◆ **Problem to work on**:
Leave out the pictures and copy everything else below exactly.

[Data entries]
=======
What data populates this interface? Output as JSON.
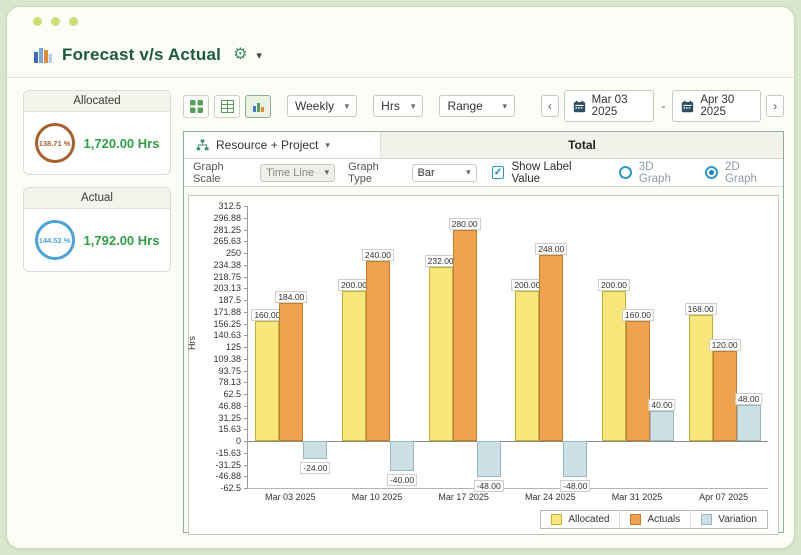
{
  "window": {
    "title": "Forecast v/s Actual"
  },
  "sidebar": {
    "cards": [
      {
        "header": "Allocated",
        "percent": "138.71 %",
        "hours": "1,720.00 Hrs",
        "ring_color": "#a9602f"
      },
      {
        "header": "Actual",
        "percent": "144.52 %",
        "hours": "1,792.00 Hrs",
        "ring_color": "#4ba3d8"
      }
    ],
    "hours_color": "#2f9e44"
  },
  "toolbar": {
    "frequency": "Weekly",
    "unit": "Hrs",
    "range": "Range",
    "prev": "‹",
    "next": "›",
    "date_from": "Mar 03 2025",
    "date_separator": "-",
    "date_to": "Apr 30 2025"
  },
  "panel": {
    "group_by": "Resource + Project",
    "total": "Total",
    "graph_scale_label": "Graph Scale",
    "graph_scale_value": "Time Line",
    "graph_type_label": "Graph Type",
    "graph_type_value": "Bar",
    "show_label_value": "Show Label Value",
    "graph_3d": "3D Graph",
    "graph_2d": "2D Graph"
  },
  "chart_data": {
    "type": "bar",
    "ylabel": "Hrs",
    "ylim": [
      -62.5,
      312.5
    ],
    "yticks": [
      "312.5",
      "296.88",
      "281.25",
      "265.63",
      "250",
      "234.38",
      "218.75",
      "203.13",
      "187.5",
      "171.88",
      "156.25",
      "140.63",
      "125",
      "109.38",
      "93.75",
      "78.13",
      "62.5",
      "46.88",
      "31.25",
      "15.63",
      "0",
      "-15.63",
      "-31.25",
      "-46.88",
      "-62.5"
    ],
    "categories": [
      "Mar 03 2025",
      "Mar 10 2025",
      "Mar 17 2025",
      "Mar 24 2025",
      "Mar 31 2025",
      "Apr 07 2025"
    ],
    "series": [
      {
        "name": "Allocated",
        "fill": "#f9e77c",
        "stroke": "#c5ae3d",
        "values": [
          160,
          200,
          232,
          200,
          200,
          168
        ]
      },
      {
        "name": "Actuals",
        "fill": "#efa350",
        "stroke": "#c1802f",
        "values": [
          184,
          240,
          280,
          248,
          160,
          120
        ]
      },
      {
        "name": "Variation",
        "fill": "#ccdfe5",
        "stroke": "#9db9c0",
        "values": [
          -24,
          -40,
          -48,
          -48,
          40,
          48
        ]
      }
    ],
    "value_label_format": "two_decimals",
    "legend_position": "bottom-right",
    "grid": false
  }
}
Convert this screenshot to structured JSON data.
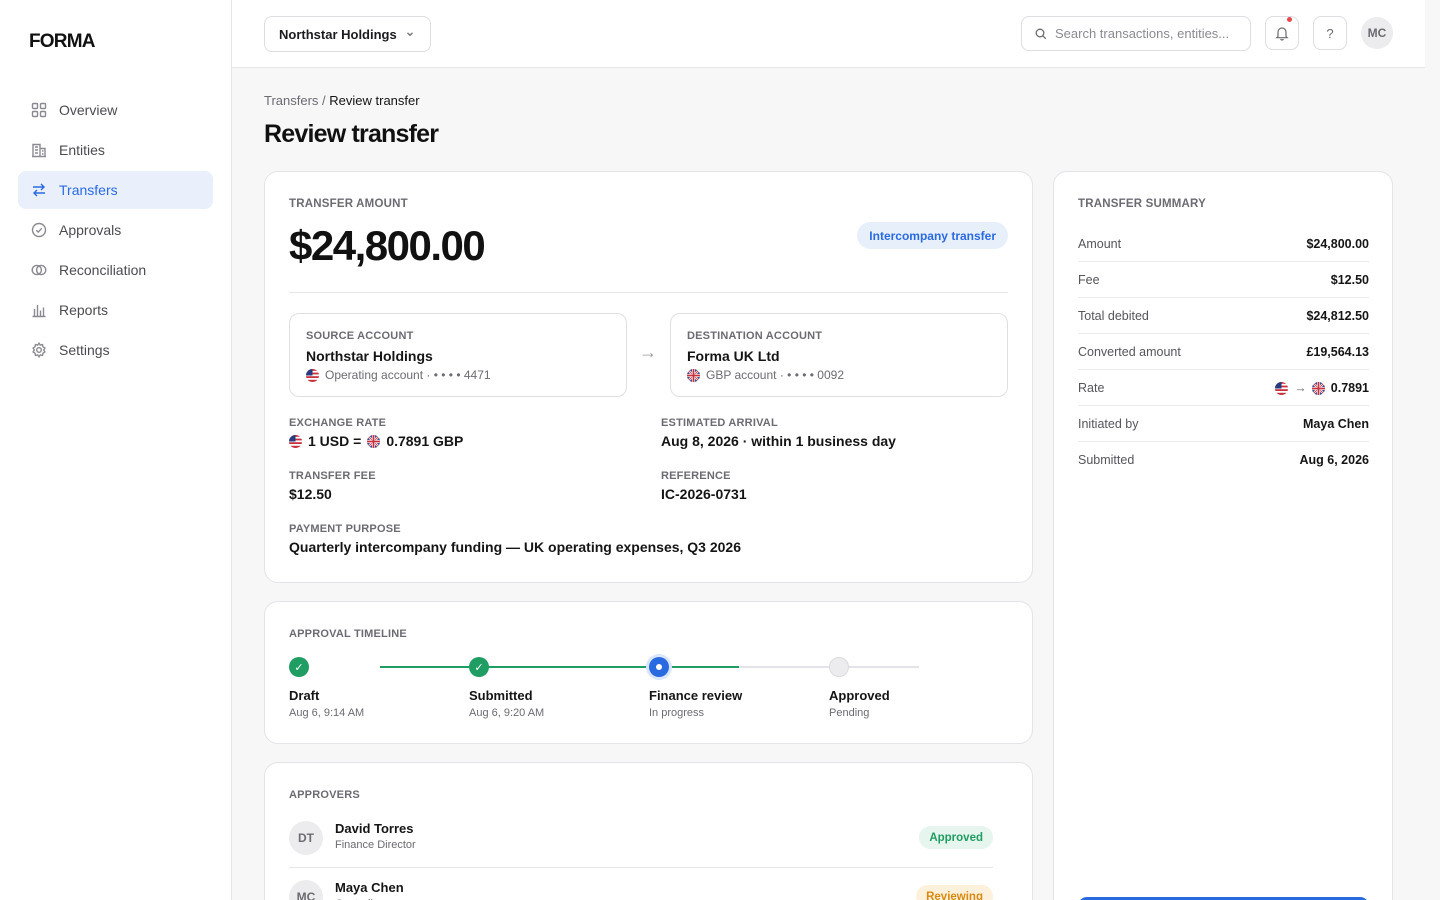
=======
◆ **Response**:
What data populates this interface? Output as JSON.
{
  "window": {
    "title": "Forecast v/s Actual"
  },
  "sidebar": {
    "cards": [
      {
        "header": "Allocated",
        "percent": "138.71 %",
        "hours": "1,720.00 Hrs",
        "ring_color": "#a9602f"
      },
      {
        "header": "Actual",
        "percent": "144.52 %",
        "hours": "1,792.00 Hrs",
        "ring_color": "#4ba3d8"
      }
    ],
    "hours_color": "#2f9e44"
  },
  "toolbar": {
    "frequency": "Weekly",
    "unit": "Hrs",
    "range": "Range",
    "prev": "‹",
    "next": "›",
    "date_from": "Mar 03 2025",
    "date_separator": "-",
    "date_to": "Apr 30 2025"
  },
  "panel": {
    "group_by": "Resource + Project",
    "total": "Total",
    "graph_scale_label": "Graph Scale",
    "graph_scale_value": "Time Line",
    "graph_type_label": "Graph Type",
    "graph_type_value": "Bar",
    "show_label_value": "Show Label Value",
    "graph_3d": "3D Graph",
    "graph_2d": "2D Graph"
  },
  "chart_data": {
    "type": "bar",
    "ylabel": "Hrs",
    "ylim": [
      -62.5,
      312.5
    ],
    "yticks": [
      "312.5",
      "296.88",
      "281.25",
      "265.63",
      "250",
      "234.38",
      "218.75",
      "203.13",
      "187.5",
      "171.88",
      "156.25",
      "140.63",
      "125",
      "109.38",
      "93.75",
      "78.13",
      "62.5",
      "46.88",
      "31.25",
      "15.63",
      "0",
      "-15.63",
      "-31.25",
      "-46.88",
      "-62.5"
    ],
    "categories": [
      "Mar 03 2025",
      "Mar 10 2025",
      "Mar 17 2025",
      "Mar 24 2025",
      "Mar 31 2025",
      "Apr 07 2025"
    ],
    "series": [
      {
        "name": "Allocated",
        "fill": "#f9e77c",
        "stroke": "#c5ae3d",
        "values": [
          160,
          200,
          232,
          200,
          200,
          168
        ]
      },
      {
        "name": "Actuals",
        "fill": "#efa350",
        "stroke": "#c1802f",
        "values": [
          184,
          240,
          280,
          248,
          160,
          120
        ]
      },
      {
        "name": "Variation",
        "fill": "#ccdfe5",
        "stroke": "#9db9c0",
        "values": [
          -24,
          -40,
          -48,
          -48,
          40,
          48
        ]
      }
    ],
    "value_label_format": "two_decimals",
    "legend_position": "bottom-right",
    "grid": false
  }
}
Convert this screenshot to structured JSON data.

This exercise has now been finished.